* [Instructions to follow] Find the string "кабины" in the records. Copy every line it appears in.

* [Supplied entries]

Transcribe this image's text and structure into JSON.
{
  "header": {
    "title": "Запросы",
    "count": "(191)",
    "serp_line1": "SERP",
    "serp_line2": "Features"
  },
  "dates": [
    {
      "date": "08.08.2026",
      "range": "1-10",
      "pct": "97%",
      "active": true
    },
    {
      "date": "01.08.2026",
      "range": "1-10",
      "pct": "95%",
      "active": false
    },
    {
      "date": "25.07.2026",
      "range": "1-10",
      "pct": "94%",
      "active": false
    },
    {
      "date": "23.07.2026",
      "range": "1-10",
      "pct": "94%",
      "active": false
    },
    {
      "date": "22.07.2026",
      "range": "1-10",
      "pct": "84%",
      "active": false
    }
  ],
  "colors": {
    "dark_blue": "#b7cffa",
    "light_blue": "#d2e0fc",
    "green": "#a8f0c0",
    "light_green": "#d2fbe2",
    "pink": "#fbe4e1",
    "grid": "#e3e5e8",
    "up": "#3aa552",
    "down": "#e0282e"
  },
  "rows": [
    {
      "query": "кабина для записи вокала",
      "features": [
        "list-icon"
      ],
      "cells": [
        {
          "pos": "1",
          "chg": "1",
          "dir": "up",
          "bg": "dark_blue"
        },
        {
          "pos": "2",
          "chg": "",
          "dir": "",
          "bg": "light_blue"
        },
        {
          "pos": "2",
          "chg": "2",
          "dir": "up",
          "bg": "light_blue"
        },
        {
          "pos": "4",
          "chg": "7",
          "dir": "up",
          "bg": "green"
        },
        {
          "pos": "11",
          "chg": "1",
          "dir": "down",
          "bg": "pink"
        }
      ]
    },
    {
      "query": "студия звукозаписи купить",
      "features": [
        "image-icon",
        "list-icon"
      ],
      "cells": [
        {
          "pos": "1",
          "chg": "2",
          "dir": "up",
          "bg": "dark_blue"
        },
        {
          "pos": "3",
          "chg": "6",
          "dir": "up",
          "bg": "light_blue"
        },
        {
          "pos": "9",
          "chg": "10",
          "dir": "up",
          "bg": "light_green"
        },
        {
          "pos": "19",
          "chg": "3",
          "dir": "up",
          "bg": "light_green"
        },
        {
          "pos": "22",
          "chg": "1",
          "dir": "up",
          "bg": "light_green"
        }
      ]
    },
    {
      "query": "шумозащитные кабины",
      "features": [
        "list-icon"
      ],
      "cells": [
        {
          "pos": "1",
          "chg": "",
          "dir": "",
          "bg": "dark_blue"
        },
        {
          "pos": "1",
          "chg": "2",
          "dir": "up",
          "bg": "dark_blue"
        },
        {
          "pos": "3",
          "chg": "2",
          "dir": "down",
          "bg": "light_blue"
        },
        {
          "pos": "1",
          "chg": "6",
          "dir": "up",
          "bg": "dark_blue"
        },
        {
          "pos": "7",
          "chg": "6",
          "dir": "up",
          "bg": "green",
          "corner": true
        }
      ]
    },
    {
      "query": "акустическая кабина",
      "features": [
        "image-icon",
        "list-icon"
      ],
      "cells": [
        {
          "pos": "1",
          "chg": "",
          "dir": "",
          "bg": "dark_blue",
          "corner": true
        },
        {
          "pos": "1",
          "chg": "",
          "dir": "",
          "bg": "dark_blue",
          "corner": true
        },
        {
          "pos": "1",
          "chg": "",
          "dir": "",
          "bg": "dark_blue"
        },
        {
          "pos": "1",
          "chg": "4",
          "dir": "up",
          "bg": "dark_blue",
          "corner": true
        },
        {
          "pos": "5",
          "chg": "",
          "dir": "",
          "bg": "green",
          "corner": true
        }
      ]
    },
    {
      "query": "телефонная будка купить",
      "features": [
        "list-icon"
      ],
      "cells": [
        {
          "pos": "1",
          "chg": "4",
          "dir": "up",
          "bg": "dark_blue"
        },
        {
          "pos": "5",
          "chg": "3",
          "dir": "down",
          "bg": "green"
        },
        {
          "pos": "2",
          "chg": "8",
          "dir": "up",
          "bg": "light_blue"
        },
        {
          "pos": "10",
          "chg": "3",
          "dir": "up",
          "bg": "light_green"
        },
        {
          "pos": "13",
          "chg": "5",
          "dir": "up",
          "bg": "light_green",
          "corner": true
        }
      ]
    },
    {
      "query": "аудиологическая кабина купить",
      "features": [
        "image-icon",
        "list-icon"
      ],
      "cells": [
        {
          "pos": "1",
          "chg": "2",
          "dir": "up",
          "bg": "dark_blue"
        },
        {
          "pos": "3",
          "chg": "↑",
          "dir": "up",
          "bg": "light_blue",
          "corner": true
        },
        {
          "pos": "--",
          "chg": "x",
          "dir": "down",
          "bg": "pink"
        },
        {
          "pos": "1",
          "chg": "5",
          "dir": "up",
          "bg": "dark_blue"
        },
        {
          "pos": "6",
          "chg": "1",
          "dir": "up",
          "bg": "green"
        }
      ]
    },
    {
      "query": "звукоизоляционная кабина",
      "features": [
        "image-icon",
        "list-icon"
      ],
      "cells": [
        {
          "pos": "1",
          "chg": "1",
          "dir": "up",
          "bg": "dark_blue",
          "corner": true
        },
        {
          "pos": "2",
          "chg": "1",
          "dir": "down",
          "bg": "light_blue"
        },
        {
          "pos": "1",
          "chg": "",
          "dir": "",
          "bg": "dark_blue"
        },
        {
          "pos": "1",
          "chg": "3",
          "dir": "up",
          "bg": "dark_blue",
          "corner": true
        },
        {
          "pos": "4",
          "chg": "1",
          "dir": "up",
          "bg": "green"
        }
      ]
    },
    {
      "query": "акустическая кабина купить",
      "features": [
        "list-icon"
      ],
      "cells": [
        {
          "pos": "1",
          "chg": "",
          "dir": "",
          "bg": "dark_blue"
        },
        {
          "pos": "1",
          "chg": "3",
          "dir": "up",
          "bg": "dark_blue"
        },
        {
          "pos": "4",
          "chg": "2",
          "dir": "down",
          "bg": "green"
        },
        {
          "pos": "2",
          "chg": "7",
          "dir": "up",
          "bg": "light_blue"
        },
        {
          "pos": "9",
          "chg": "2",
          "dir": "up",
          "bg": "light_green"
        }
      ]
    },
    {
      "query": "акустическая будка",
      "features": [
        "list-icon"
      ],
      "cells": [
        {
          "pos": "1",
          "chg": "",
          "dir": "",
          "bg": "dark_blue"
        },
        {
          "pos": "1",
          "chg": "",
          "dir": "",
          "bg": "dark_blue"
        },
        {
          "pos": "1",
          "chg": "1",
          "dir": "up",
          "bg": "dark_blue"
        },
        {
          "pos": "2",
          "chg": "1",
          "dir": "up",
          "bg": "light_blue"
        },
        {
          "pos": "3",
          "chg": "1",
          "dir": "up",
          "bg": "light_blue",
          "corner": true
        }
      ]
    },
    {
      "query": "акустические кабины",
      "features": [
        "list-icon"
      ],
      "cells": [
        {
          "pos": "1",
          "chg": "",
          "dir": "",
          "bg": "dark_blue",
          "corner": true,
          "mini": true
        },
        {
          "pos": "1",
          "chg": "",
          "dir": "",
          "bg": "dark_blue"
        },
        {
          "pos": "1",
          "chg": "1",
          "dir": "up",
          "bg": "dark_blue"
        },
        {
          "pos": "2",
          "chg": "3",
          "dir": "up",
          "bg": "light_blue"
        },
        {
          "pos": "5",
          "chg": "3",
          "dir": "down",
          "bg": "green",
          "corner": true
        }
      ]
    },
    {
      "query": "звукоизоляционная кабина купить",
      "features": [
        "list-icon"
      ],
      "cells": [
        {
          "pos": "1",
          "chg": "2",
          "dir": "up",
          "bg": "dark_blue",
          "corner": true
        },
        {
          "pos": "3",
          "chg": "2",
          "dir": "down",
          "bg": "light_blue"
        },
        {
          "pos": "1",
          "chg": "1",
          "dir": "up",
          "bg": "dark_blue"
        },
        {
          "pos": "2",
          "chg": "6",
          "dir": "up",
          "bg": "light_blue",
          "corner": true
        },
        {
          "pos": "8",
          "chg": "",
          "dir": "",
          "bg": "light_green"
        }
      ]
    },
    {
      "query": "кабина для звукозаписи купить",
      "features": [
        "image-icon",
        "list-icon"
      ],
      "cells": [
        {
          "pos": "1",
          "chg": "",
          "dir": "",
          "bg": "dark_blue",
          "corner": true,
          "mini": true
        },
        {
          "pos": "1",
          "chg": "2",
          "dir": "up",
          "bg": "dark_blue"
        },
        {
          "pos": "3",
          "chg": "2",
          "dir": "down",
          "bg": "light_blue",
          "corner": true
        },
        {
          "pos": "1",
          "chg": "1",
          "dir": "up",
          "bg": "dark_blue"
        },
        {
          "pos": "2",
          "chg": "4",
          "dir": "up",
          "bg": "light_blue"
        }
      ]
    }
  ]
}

* [Result]
      "query": "шумозащитные кабины",
      "query": "акустические кабины",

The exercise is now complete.